Saved data entries

---------------

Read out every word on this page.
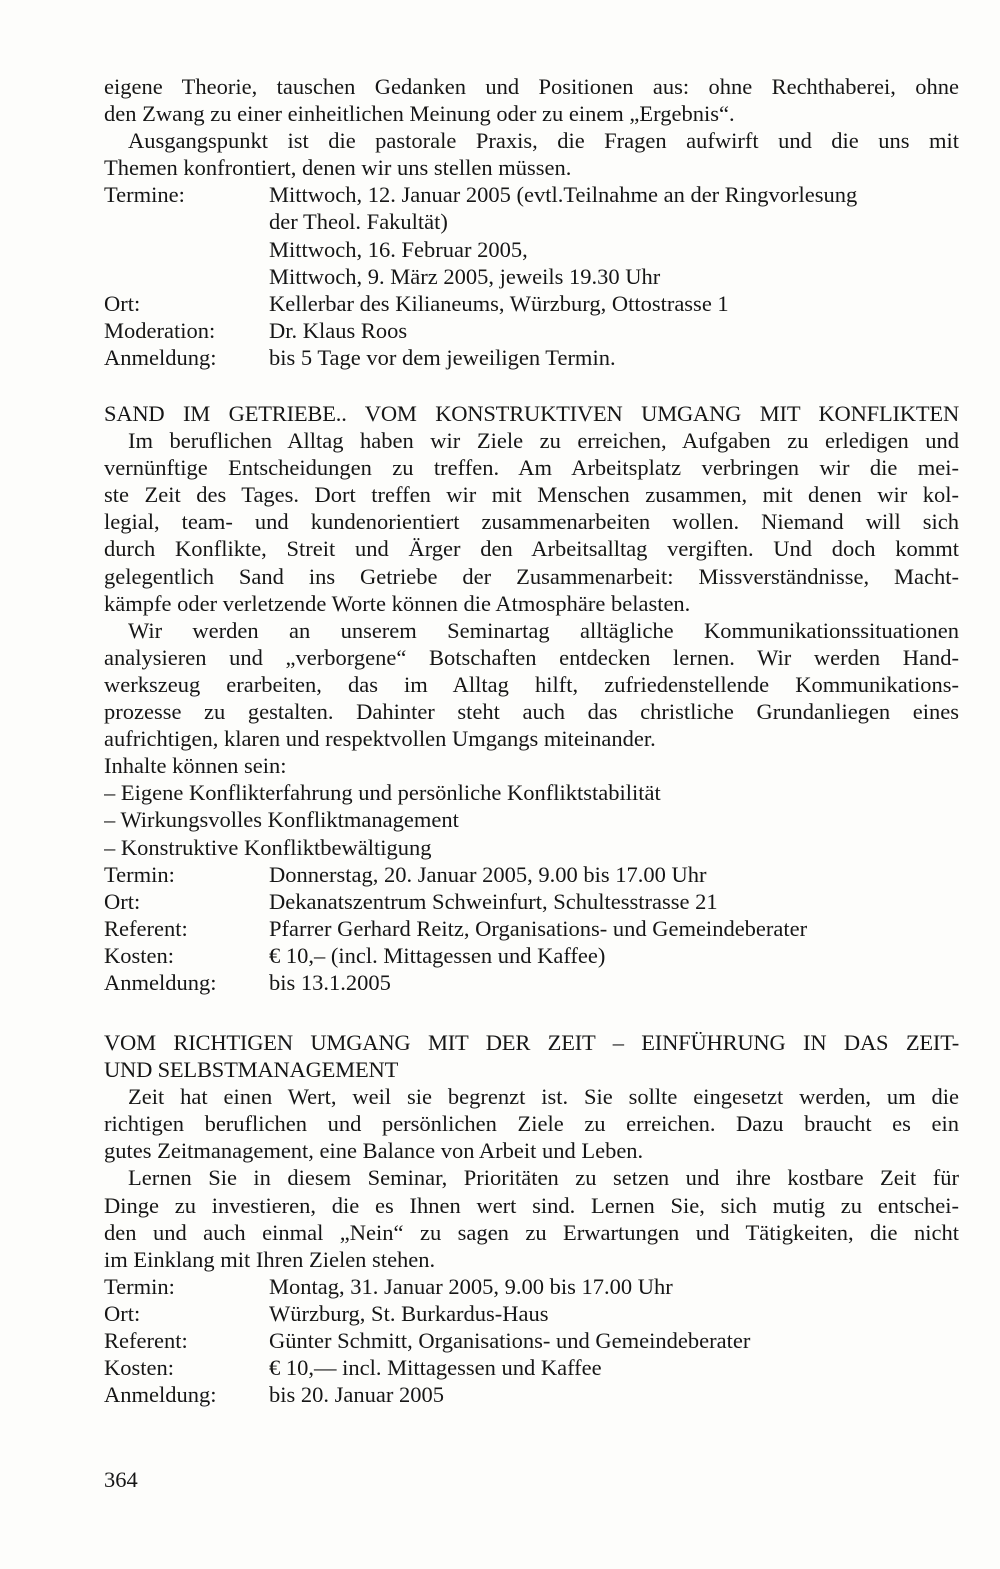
eigene Theorie, tauschen Gedanken und Positionen aus: ohne Rechthaberei, ohne
den Zwang zu einer einheitlichen Meinung oder zu einem „Ergebnis“.
Ausgangspunkt ist die pastorale Praxis, die Fragen aufwirft und die uns mit
Themen konfrontiert, denen wir uns stellen müssen.
Termine:	Mittwoch, 12. Januar 2005 (evtl.Teilnahme an der Ringvorlesung
der Theol. Fakultät)
Mittwoch, 16. Februar 2005,
Mittwoch, 9. März 2005, jeweils 19.30 Uhr
Ort:	Kellerbar des Kilianeums, Würzburg, Ottostrasse 1
Moderation:	Dr. Klaus Roos
Anmeldung:	bis 5 Tage vor dem jeweiligen Termin.
SAND IM GETRIEBE.. VOM KONSTRUKTIVEN UMGANG MIT KONFLIKTEN
Im beruflichen Alltag haben wir Ziele zu erreichen, Aufgaben zu erledigen und
vernünftige Entscheidungen zu treffen. Am Arbeitsplatz verbringen wir die mei-
ste Zeit des Tages. Dort treffen wir mit Menschen zusammen, mit denen wir kol-
legial, team- und kundenorientiert zusammenarbeiten wollen. Niemand will sich
durch Konflikte, Streit und Ärger den Arbeitsalltag vergiften. Und doch kommt
gelegentlich Sand ins Getriebe der Zusammenarbeit: Missverständnisse, Macht-
kämpfe oder verletzende Worte können die Atmosphäre belasten.
Wir werden an unserem Seminartag alltägliche Kommunikationssituationen
analysieren und „verborgene“ Botschaften entdecken lernen. Wir werden Hand-
werkszeug erarbeiten, das im Alltag hilft, zufriedenstellende Kommunikations-
prozesse zu gestalten. Dahinter steht auch das christliche Grundanliegen eines
aufrichtigen, klaren und respektvollen Umgangs miteinander.
Inhalte können sein:
– Eigene Konflikterfahrung und persönliche Konfliktstabilität
– Wirkungsvolles Konfliktmanagement
– Konstruktive Konfliktbewältigung
Termin:	Donnerstag, 20. Januar 2005, 9.00 bis 17.00 Uhr
Ort:	Dekanatszentrum Schweinfurt, Schultesstrasse 21
Referent:	Pfarrer Gerhard Reitz, Organisations- und Gemeindeberater
Kosten:	€ 10,– (incl. Mittagessen und Kaffee)
Anmeldung:	bis 13.1.2005
VOM RICHTIGEN UMGANG MIT DER ZEIT – EINFÜHRUNG IN DAS ZEIT-
UND SELBSTMANAGEMENT
Zeit hat einen Wert, weil sie begrenzt ist. Sie sollte eingesetzt werden, um die
richtigen beruflichen und persönlichen Ziele zu erreichen. Dazu braucht es ein
gutes Zeitmanagement, eine Balance von Arbeit und Leben.
Lernen Sie in diesem Seminar, Prioritäten zu setzen und ihre kostbare Zeit für
Dinge zu investieren, die es Ihnen wert sind. Lernen Sie, sich mutig zu entschei-
den und auch einmal „Nein“ zu sagen zu Erwartungen und Tätigkeiten, die nicht
im Einklang mit Ihren Zielen stehen.
Termin:	Montag, 31. Januar 2005, 9.00 bis 17.00 Uhr
Ort:	Würzburg, St. Burkardus-Haus
Referent:	Günter Schmitt, Organisations- und Gemeindeberater
Kosten:	€ 10,— incl. Mittagessen und Kaffee
Anmeldung:	bis 20. Januar 2005
364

---------------

- BRIEF:
Copy out all the entries exactly. Images stay out of the copy.

- RESULT OF THIS TASK:
Read out every word on this page.
eigene Theorie, tauschen Gedanken und Positionen aus: ohne Rechthaberei, ohne
den Zwang zu einer einheitlichen Meinung oder zu einem „Ergebnis“.
Ausgangspunkt ist die pastorale Praxis, die Fragen aufwirft und die uns mit
Themen konfrontiert, denen wir uns stellen müssen.
Termine:	Mittwoch, 12. Januar 2005 (evtl.Teilnahme an der Ringvorlesung
der Theol. Fakultät)
Mittwoch, 16. Februar 2005,
Mittwoch, 9. März 2005, jeweils 19.30 Uhr
Ort:	Kellerbar des Kilianeums, Würzburg, Ottostrasse 1
Moderation:	Dr. Klaus Roos
Anmeldung:	bis 5 Tage vor dem jeweiligen Termin.
SAND IM GETRIEBE.. VOM KONSTRUKTIVEN UMGANG MIT KONFLIKTEN
Im beruflichen Alltag haben wir Ziele zu erreichen, Aufgaben zu erledigen und
vernünftige Entscheidungen zu treffen. Am Arbeitsplatz verbringen wir die mei-
ste Zeit des Tages. Dort treffen wir mit Menschen zusammen, mit denen wir kol-
legial, team- und kundenorientiert zusammenarbeiten wollen. Niemand will sich
durch Konflikte, Streit und Ärger den Arbeitsalltag vergiften. Und doch kommt
gelegentlich Sand ins Getriebe der Zusammenarbeit: Missverständnisse, Macht-
kämpfe oder verletzende Worte können die Atmosphäre belasten.
Wir werden an unserem Seminartag alltägliche Kommunikationssituationen
analysieren und „verborgene“ Botschaften entdecken lernen. Wir werden Hand-
werkszeug erarbeiten, das im Alltag hilft, zufriedenstellende Kommunikations-
prozesse zu gestalten. Dahinter steht auch das christliche Grundanliegen eines
aufrichtigen, klaren und respektvollen Umgangs miteinander.
Inhalte können sein:
– Eigene Konflikterfahrung und persönliche Konfliktstabilität
– Wirkungsvolles Konfliktmanagement
– Konstruktive Konfliktbewältigung
Termin:	Donnerstag, 20. Januar 2005, 9.00 bis 17.00 Uhr
Ort:	Dekanatszentrum Schweinfurt, Schultesstrasse 21
Referent:	Pfarrer Gerhard Reitz, Organisations- und Gemeindeberater
Kosten:	€ 10,– (incl. Mittagessen und Kaffee)
Anmeldung:	bis 13.1.2005
VOM RICHTIGEN UMGANG MIT DER ZEIT – EINFÜHRUNG IN DAS ZEIT-
UND SELBSTMANAGEMENT
Zeit hat einen Wert, weil sie begrenzt ist. Sie sollte eingesetzt werden, um die
richtigen beruflichen und persönlichen Ziele zu erreichen. Dazu braucht es ein
gutes Zeitmanagement, eine Balance von Arbeit und Leben.
Lernen Sie in diesem Seminar, Prioritäten zu setzen und ihre kostbare Zeit für
Dinge zu investieren, die es Ihnen wert sind. Lernen Sie, sich mutig zu entschei-
den und auch einmal „Nein“ zu sagen zu Erwartungen und Tätigkeiten, die nicht
im Einklang mit Ihren Zielen stehen.
Termin:	Montag, 31. Januar 2005, 9.00 bis 17.00 Uhr
Ort:	Würzburg, St. Burkardus-Haus
Referent:	Günter Schmitt, Organisations- und Gemeindeberater
Kosten:	€ 10,— incl. Mittagessen und Kaffee
Anmeldung:	bis 20. Januar 2005
364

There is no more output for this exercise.